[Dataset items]
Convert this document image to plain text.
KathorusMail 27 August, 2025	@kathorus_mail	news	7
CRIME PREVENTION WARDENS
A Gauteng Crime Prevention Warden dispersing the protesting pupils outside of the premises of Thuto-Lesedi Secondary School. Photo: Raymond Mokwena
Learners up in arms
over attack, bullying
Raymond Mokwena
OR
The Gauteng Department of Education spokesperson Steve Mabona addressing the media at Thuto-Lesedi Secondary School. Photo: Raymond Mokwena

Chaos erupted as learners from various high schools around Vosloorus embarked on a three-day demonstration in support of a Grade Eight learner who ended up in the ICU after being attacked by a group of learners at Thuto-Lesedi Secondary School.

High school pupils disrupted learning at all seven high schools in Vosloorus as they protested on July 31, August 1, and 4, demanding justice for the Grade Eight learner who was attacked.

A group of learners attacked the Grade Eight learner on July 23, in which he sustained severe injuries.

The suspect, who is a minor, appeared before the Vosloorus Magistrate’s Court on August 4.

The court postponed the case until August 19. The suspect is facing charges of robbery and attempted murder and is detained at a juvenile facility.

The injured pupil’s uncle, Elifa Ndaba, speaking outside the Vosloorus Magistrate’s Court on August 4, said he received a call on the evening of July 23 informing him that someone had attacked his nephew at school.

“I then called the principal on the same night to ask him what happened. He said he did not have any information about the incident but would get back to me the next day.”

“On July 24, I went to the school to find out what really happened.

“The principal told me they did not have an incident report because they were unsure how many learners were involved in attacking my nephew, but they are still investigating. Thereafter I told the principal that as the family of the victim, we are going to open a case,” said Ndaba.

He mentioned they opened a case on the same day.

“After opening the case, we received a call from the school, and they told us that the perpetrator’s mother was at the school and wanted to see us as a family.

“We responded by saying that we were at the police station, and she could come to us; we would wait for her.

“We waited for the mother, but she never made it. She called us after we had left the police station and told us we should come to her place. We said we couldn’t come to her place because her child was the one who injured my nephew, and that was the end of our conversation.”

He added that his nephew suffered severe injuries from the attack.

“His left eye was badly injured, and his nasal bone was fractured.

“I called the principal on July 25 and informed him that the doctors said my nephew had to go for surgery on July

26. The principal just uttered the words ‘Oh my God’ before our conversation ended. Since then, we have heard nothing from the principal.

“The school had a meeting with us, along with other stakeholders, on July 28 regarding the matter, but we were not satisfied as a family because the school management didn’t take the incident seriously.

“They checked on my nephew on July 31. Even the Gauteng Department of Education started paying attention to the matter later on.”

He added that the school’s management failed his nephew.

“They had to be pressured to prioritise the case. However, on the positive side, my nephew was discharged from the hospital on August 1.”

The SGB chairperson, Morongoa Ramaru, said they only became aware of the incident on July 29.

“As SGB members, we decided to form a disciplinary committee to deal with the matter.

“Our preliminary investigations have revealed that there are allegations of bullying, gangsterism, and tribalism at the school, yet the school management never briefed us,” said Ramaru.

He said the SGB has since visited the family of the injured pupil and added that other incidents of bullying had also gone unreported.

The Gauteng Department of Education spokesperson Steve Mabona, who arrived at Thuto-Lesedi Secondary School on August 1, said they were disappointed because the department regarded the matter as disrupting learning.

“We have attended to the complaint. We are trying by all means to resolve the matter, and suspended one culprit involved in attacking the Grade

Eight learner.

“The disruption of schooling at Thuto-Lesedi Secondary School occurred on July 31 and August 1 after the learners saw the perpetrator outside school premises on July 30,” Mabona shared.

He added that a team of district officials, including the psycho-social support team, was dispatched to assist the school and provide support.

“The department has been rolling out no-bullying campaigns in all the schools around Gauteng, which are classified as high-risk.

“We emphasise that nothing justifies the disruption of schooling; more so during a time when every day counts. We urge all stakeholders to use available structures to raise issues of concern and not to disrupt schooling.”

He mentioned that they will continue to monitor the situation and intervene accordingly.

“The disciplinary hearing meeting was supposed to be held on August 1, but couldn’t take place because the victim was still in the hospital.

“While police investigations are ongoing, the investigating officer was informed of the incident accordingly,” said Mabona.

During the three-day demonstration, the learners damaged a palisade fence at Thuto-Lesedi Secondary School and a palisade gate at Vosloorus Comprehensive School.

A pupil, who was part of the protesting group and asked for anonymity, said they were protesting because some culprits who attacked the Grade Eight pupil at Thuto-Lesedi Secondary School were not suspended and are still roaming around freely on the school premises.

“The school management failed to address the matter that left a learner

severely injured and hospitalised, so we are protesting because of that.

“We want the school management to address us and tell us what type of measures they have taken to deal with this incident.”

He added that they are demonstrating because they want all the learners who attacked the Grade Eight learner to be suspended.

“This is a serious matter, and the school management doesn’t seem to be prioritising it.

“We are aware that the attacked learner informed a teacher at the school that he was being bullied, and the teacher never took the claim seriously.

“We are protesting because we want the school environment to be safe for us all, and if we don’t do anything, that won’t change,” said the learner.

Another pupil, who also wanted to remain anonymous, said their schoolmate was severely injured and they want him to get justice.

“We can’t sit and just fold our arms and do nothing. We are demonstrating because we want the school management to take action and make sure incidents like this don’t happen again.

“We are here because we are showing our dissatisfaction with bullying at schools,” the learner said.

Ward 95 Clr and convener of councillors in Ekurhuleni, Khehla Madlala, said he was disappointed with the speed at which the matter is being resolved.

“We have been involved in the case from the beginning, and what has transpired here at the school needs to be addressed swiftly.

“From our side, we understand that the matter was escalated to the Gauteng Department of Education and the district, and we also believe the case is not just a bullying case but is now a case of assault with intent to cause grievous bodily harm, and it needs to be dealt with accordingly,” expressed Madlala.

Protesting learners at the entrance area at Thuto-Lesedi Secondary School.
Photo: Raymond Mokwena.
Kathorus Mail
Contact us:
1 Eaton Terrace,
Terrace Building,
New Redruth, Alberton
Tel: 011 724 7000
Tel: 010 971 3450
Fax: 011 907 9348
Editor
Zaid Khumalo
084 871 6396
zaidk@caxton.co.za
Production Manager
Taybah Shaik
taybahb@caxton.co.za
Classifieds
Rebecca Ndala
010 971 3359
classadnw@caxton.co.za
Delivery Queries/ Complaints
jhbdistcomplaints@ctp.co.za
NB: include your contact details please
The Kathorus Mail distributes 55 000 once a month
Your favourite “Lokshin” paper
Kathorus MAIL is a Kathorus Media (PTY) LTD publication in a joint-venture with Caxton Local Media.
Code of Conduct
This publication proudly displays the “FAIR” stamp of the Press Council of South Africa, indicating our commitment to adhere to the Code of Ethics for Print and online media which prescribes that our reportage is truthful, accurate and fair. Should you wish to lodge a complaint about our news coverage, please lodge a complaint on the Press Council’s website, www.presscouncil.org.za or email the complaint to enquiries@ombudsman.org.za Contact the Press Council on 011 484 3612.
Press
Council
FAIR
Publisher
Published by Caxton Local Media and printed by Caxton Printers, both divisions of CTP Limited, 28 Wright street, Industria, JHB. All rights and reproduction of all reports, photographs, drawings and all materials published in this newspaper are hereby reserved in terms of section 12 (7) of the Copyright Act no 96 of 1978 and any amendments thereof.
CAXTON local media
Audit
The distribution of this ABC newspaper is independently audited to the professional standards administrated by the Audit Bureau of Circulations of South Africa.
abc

• INSTRUCTIONS FOR THE TASK:
Send back every record, precisely as written.

• COMPLETED EXERCISE:
Convert this document image to plain text.
KathorusMail 27 August, 2025	@kathorus_mail	news	7
CRIME PREVENTION WARDENS
A Gauteng Crime Prevention Warden dispersing the protesting pupils outside of the premises of Thuto-Lesedi Secondary School. Photo: Raymond Mokwena
Learners up in arms
over attack, bullying
Raymond Mokwena
OR
The Gauteng Department of Education spokesperson Steve Mabona addressing the media at Thuto-Lesedi Secondary School. Photo: Raymond Mokwena

Chaos erupted as learners from various high schools around Vosloorus embarked on a three-day demonstration in support of a Grade Eight learner who ended up in the ICU after being attacked by a group of learners at Thuto-Lesedi Secondary School.

High school pupils disrupted learning at all seven high schools in Vosloorus as they protested on July 31, August 1, and 4, demanding justice for the Grade Eight learner who was attacked.

A group of learners attacked the Grade Eight learner on July 23, in which he sustained severe injuries.

The suspect, who is a minor, appeared before the Vosloorus Magistrate’s Court on August 4.

The court postponed the case until August 19. The suspect is facing charges of robbery and attempted murder and is detained at a juvenile facility.

The injured pupil’s uncle, Elifa Ndaba, speaking outside the Vosloorus Magistrate’s Court on August 4, said he received a call on the evening of July 23 informing him that someone had attacked his nephew at school.

“I then called the principal on the same night to ask him what happened. He said he did not have any information about the incident but would get back to me the next day.”

“On July 24, I went to the school to find out what really happened.

“The principal told me they did not have an incident report because they were unsure how many learners were involved in attacking my nephew, but they are still investigating. Thereafter I told the principal that as the family of the victim, we are going to open a case,” said Ndaba.

He mentioned they opened a case on the same day.

“After opening the case, we received a call from the school, and they told us that the perpetrator’s mother was at the school and wanted to see us as a family.

“We responded by saying that we were at the police station, and she could come to us; we would wait for her.

“We waited for the mother, but she never made it. She called us after we had left the police station and told us we should come to her place. We said we couldn’t come to her place because her child was the one who injured my nephew, and that was the end of our conversation.”

He added that his nephew suffered severe injuries from the attack.

“His left eye was badly injured, and his nasal bone was fractured.

“I called the principal on July 25 and informed him that the doctors said my nephew had to go for surgery on July

26. The principal just uttered the words ‘Oh my God’ before our conversation ended. Since then, we have heard nothing from the principal.

“The school had a meeting with us, along with other stakeholders, on July 28 regarding the matter, but we were not satisfied as a family because the school management didn’t take the incident seriously.

“They checked on my nephew on July 31. Even the Gauteng Department of Education started paying attention to the matter later on.”

He added that the school’s management failed his nephew.

“They had to be pressured to prioritise the case. However, on the positive side, my nephew was discharged from the hospital on August 1.”

The SGB chairperson, Morongoa Ramaru, said they only became aware of the incident on July 29.

“As SGB members, we decided to form a disciplinary committee to deal with the matter.

“Our preliminary investigations have revealed that there are allegations of bullying, gangsterism, and tribalism at the school, yet the school management never briefed us,” said Ramaru.

He said the SGB has since visited the family of the injured pupil and added that other incidents of bullying had also gone unreported.

The Gauteng Department of Education spokesperson Steve Mabona, who arrived at Thuto-Lesedi Secondary School on August 1, said they were disappointed because the department regarded the matter as disrupting learning.

“We have attended to the complaint. We are trying by all means to resolve the matter, and suspended one culprit involved in attacking the Grade

Eight learner.

“The disruption of schooling at Thuto-Lesedi Secondary School occurred on July 31 and August 1 after the learners saw the perpetrator outside school premises on July 30,” Mabona shared.

He added that a team of district officials, including the psycho-social support team, was dispatched to assist the school and provide support.

“The department has been rolling out no-bullying campaigns in all the schools around Gauteng, which are classified as high-risk.

“We emphasise that nothing justifies the disruption of schooling; more so during a time when every day counts. We urge all stakeholders to use available structures to raise issues of concern and not to disrupt schooling.”

He mentioned that they will continue to monitor the situation and intervene accordingly.

“The disciplinary hearing meeting was supposed to be held on August 1, but couldn’t take place because the victim was still in the hospital.

“While police investigations are ongoing, the investigating officer was informed of the incident accordingly,” said Mabona.

During the three-day demonstration, the learners damaged a palisade fence at Thuto-Lesedi Secondary School and a palisade gate at Vosloorus Comprehensive School.

A pupil, who was part of the protesting group and asked for anonymity, said they were protesting because some culprits who attacked the Grade Eight pupil at Thuto-Lesedi Secondary School were not suspended and are still roaming around freely on the school premises.

“The school management failed to address the matter that left a learner

severely injured and hospitalised, so we are protesting because of that.

“We want the school management to address us and tell us what type of measures they have taken to deal with this incident.”

He added that they are demonstrating because they want all the learners who attacked the Grade Eight learner to be suspended.

“This is a serious matter, and the school management doesn’t seem to be prioritising it.

“We are aware that the attacked learner informed a teacher at the school that he was being bullied, and the teacher never took the claim seriously.

“We are protesting because we want the school environment to be safe for us all, and if we don’t do anything, that won’t change,” said the learner.

Another pupil, who also wanted to remain anonymous, said their schoolmate was severely injured and they want him to get justice.

“We can’t sit and just fold our arms and do nothing. We are demonstrating because we want the school management to take action and make sure incidents like this don’t happen again.

“We are here because we are showing our dissatisfaction with bullying at schools,” the learner said.

Ward 95 Clr and convener of councillors in Ekurhuleni, Khehla Madlala, said he was disappointed with the speed at which the matter is being resolved.

“We have been involved in the case from the beginning, and what has transpired here at the school needs to be addressed swiftly.

“From our side, we understand that the matter was escalated to the Gauteng Department of Education and the district, and we also believe the case is not just a bullying case but is now a case of assault with intent to cause grievous bodily harm, and it needs to be dealt with accordingly,” expressed Madlala.

Protesting learners at the entrance area at Thuto-Lesedi Secondary School.
Photo: Raymond Mokwena.
Kathorus Mail
Contact us:
1 Eaton Terrace,
Terrace Building,
New Redruth, Alberton
Tel: 011 724 7000
Tel: 010 971 3450
Fax: 011 907 9348
Editor
Zaid Khumalo
084 871 6396
zaidk@caxton.co.za
Production Manager
Taybah Shaik
taybahb@caxton.co.za
Classifieds
Rebecca Ndala
010 971 3359
classadnw@caxton.co.za
Delivery Queries/ Complaints
jhbdistcomplaints@ctp.co.za
NB: include your contact details please
The Kathorus Mail distributes 55 000 once a month
Your favourite “Lokshin” paper
Kathorus MAIL is a Kathorus Media (PTY) LTD publication in a joint-venture with Caxton Local Media.
Code of Conduct
This publication proudly displays the “FAIR” stamp of the Press Council of South Africa, indicating our commitment to adhere to the Code of Ethics for Print and online media which prescribes that our reportage is truthful, accurate and fair. Should you wish to lodge a complaint about our news coverage, please lodge a complaint on the Press Council’s website, www.presscouncil.org.za or email the complaint to enquiries@ombudsman.org.za Contact the Press Council on 011 484 3612.
Press
Council
FAIR
Publisher
Published by Caxton Local Media and printed by Caxton Printers, both divisions of CTP Limited, 28 Wright street, Industria, JHB. All rights and reproduction of all reports, photographs, drawings and all materials published in this newspaper are hereby reserved in terms of section 12 (7) of the Copyright Act no 96 of 1978 and any amendments thereof.
CAXTON local media
Audit
The distribution of this ABC newspaper is independently audited to the professional standards administrated by the Audit Bureau of Circulations of South Africa.
abc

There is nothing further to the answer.